## Problem description
Can you copy out the data exactly? Leave the images out.

## Entries shown

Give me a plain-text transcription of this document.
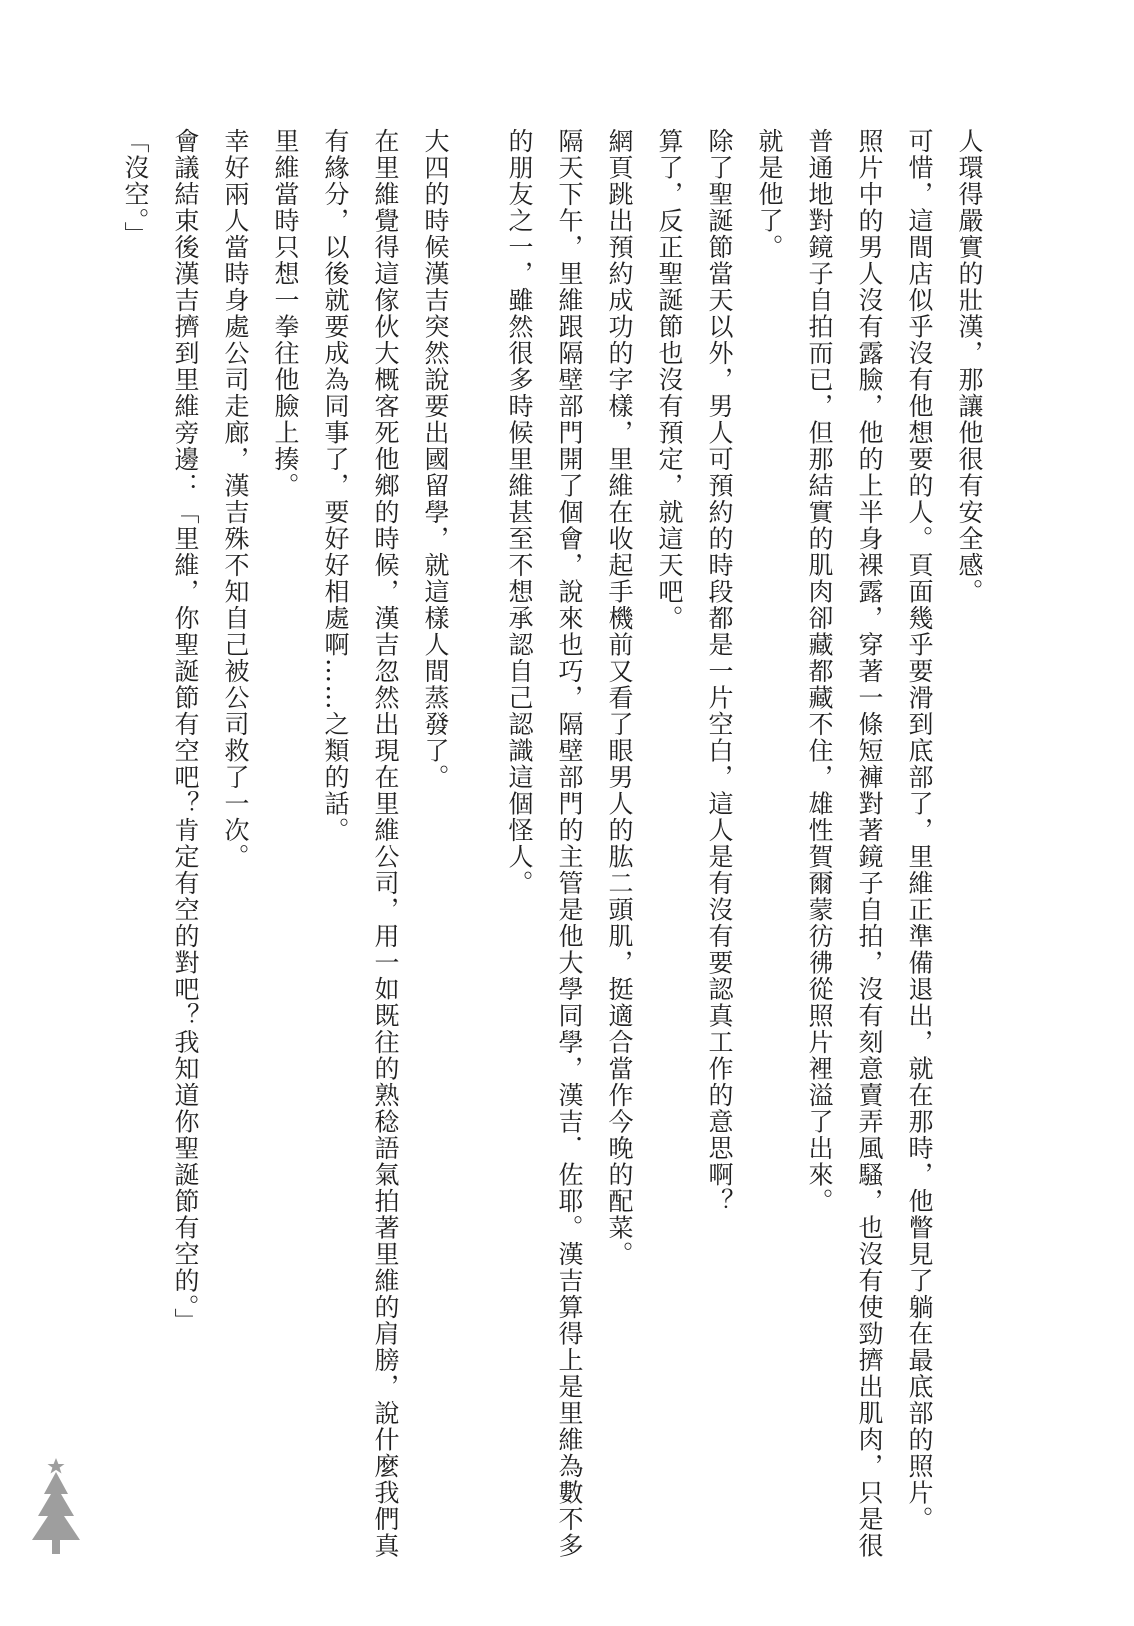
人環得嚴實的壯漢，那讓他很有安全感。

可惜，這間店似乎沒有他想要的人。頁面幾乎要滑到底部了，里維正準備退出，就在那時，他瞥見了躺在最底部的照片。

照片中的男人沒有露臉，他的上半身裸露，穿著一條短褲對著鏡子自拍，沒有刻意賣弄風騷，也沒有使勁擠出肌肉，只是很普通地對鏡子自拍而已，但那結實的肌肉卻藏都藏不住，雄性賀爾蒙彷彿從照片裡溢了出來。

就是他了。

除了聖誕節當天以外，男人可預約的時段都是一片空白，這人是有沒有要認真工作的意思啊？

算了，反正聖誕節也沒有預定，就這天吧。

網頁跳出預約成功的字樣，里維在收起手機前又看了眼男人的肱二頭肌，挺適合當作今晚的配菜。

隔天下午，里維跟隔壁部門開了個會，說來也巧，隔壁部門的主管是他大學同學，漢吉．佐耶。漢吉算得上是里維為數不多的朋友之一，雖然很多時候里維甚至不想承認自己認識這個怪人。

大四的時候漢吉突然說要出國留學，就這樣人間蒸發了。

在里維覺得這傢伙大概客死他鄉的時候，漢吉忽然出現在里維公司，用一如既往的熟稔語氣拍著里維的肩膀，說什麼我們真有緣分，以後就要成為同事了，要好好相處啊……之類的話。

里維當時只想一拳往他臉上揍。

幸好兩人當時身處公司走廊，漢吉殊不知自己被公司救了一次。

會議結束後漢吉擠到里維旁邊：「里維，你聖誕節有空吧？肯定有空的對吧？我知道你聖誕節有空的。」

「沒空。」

## Written response
Give me a plain-text transcription of this document.
人環得嚴實的壯漢，那讓他很有安全感。

可惜，這間店似乎沒有他想要的人。頁面幾乎要滑到底部了，里維正準備退出，就在那時，他瞥見了躺在最底部的照片。

照片中的男人沒有露臉，他的上半身裸露，穿著一條短褲對著鏡子自拍，沒有刻意賣弄風騷，也沒有使勁擠出肌肉，只是很普通地對鏡子自拍而已，但那結實的肌肉卻藏都藏不住，雄性賀爾蒙彷彿從照片裡溢了出來。

就是他了。

除了聖誕節當天以外，男人可預約的時段都是一片空白，這人是有沒有要認真工作的意思啊？

算了，反正聖誕節也沒有預定，就這天吧。

網頁跳出預約成功的字樣，里維在收起手機前又看了眼男人的肱二頭肌，挺適合當作今晚的配菜。

隔天下午，里維跟隔壁部門開了個會，說來也巧，隔壁部門的主管是他大學同學，漢吉．佐耶。漢吉算得上是里維為數不多的朋友之一，雖然很多時候里維甚至不想承認自己認識這個怪人。

大四的時候漢吉突然說要出國留學，就這樣人間蒸發了。

在里維覺得這傢伙大概客死他鄉的時候，漢吉忽然出現在里維公司，用一如既往的熟稔語氣拍著里維的肩膀，說什麼我們真有緣分，以後就要成為同事了，要好好相處啊……之類的話。

里維當時只想一拳往他臉上揍。

幸好兩人當時身處公司走廊，漢吉殊不知自己被公司救了一次。

會議結束後漢吉擠到里維旁邊：「里維，你聖誕節有空吧？肯定有空的對吧？我知道你聖誕節有空的。」

「沒空。」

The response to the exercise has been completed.